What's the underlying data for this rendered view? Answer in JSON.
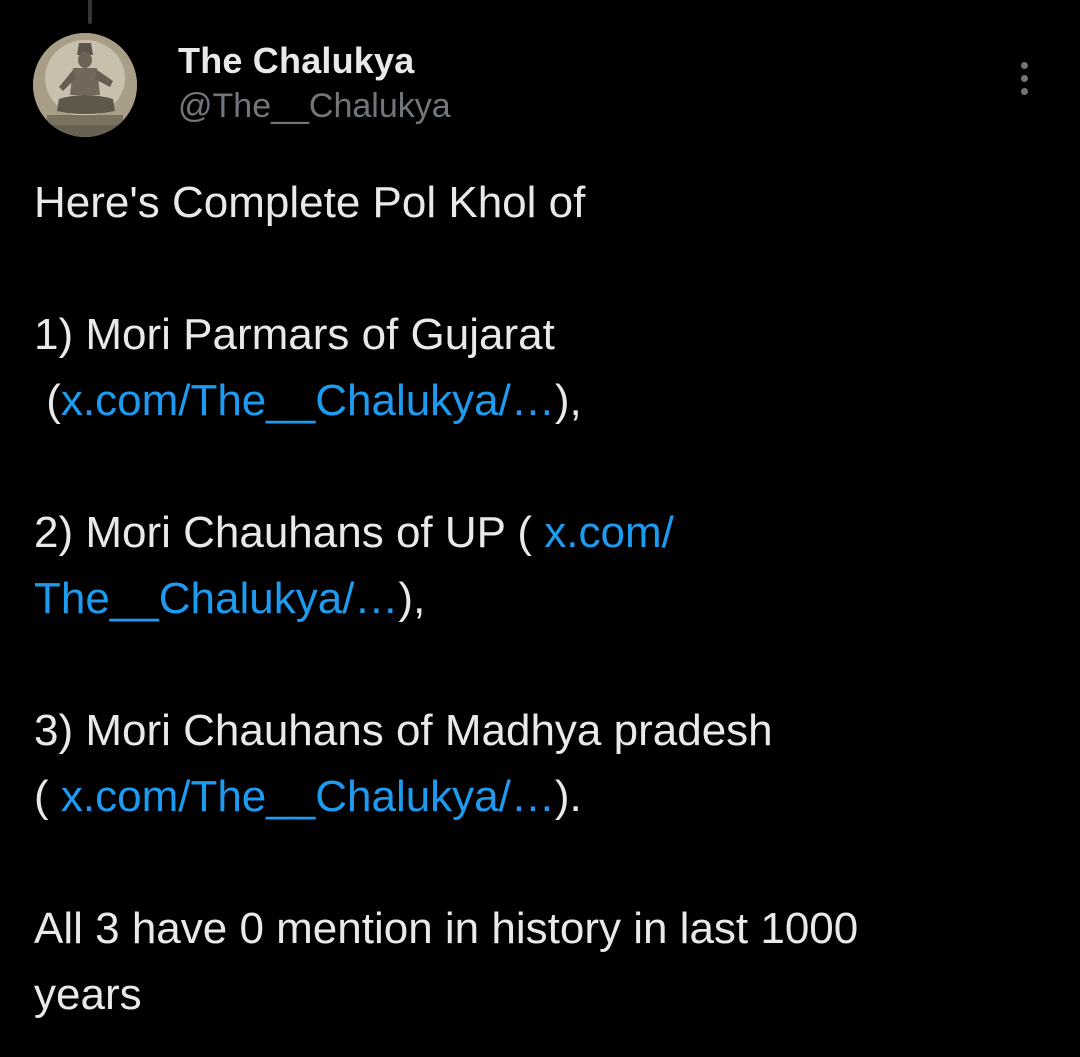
{
  "author": {
    "display_name": "The Chalukya",
    "handle": "@The__Chalukya"
  },
  "icons": {
    "avatar": "sculpture-avatar",
    "more": "more-vertical-icon"
  },
  "colors": {
    "background": "#000000",
    "text": "#e7e9ea",
    "muted": "#71767b",
    "link": "#1d9bf0"
  },
  "tweet": {
    "intro": "Here's Complete Pol Khol of",
    "item1": {
      "text": "1) Mori Parmars of Gujarat",
      "pre": " (",
      "link": "x.com/The__Chalukya/…",
      "post": "),"
    },
    "item2": {
      "text": "2) Mori Chauhans of UP ( ",
      "link_part1": "x.com/",
      "link_part2": "The__Chalukya/…",
      "post": "),"
    },
    "item3": {
      "text": "3) Mori Chauhans of Madhya pradesh",
      "pre": "( ",
      "link": "x.com/The__Chalukya/…",
      "post": ")."
    },
    "closing_line1": "All 3 have 0 mention in history in last 1000",
    "closing_line2": "years"
  }
}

○ ○ ○ ○ ○

■ Task brief ■
Pick out the lines containing the word "text" and show them.

■ Correct response ■
    "text": "#e7e9ea",
      "text": "1) Mori Parmars of Gujarat",
      "text": "2) Mori Chauhans of UP ( ",
      "text": "3) Mori Chauhans of Madhya pradesh",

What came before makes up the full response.